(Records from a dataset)
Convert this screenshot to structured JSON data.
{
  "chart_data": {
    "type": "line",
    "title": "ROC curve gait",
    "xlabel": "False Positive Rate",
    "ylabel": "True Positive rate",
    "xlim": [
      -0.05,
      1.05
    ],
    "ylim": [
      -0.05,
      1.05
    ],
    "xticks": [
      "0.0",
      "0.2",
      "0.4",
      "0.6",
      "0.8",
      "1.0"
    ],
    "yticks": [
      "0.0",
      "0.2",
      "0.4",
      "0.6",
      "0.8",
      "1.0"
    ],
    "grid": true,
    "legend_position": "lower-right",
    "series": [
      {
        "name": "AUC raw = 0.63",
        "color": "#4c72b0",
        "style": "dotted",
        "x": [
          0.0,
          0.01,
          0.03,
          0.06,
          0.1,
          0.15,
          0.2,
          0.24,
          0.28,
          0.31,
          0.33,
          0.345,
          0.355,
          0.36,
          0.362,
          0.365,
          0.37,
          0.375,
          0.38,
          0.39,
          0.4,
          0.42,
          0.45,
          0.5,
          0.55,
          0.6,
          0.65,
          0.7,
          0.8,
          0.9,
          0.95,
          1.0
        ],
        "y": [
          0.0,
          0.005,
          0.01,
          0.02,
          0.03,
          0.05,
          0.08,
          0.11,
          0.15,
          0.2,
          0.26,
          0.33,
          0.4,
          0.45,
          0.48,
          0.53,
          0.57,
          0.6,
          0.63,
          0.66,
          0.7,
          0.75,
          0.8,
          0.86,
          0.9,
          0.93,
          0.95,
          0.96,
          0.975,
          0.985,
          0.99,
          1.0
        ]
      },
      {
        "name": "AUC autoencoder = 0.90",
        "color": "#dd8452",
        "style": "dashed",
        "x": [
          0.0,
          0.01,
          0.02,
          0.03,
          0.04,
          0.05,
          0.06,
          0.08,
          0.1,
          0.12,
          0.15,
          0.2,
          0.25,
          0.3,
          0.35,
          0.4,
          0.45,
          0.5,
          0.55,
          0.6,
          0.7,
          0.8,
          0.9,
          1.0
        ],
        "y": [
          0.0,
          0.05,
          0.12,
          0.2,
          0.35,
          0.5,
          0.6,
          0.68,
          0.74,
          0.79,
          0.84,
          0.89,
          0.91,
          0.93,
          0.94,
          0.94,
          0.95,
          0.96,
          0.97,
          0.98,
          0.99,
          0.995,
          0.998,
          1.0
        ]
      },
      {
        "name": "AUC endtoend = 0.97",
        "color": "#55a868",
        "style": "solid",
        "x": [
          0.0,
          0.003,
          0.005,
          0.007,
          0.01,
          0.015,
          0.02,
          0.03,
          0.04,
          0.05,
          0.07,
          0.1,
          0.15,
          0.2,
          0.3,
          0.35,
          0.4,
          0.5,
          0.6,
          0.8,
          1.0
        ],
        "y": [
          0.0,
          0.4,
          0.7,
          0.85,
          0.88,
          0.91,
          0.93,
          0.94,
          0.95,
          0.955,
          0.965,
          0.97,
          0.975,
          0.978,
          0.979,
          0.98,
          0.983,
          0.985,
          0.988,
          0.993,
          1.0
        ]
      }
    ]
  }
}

▶ **PROBLEM STATEMENT**
Give the count of lines holding the word "style" and nothing more.

▶ **FULL OUTPUT**
3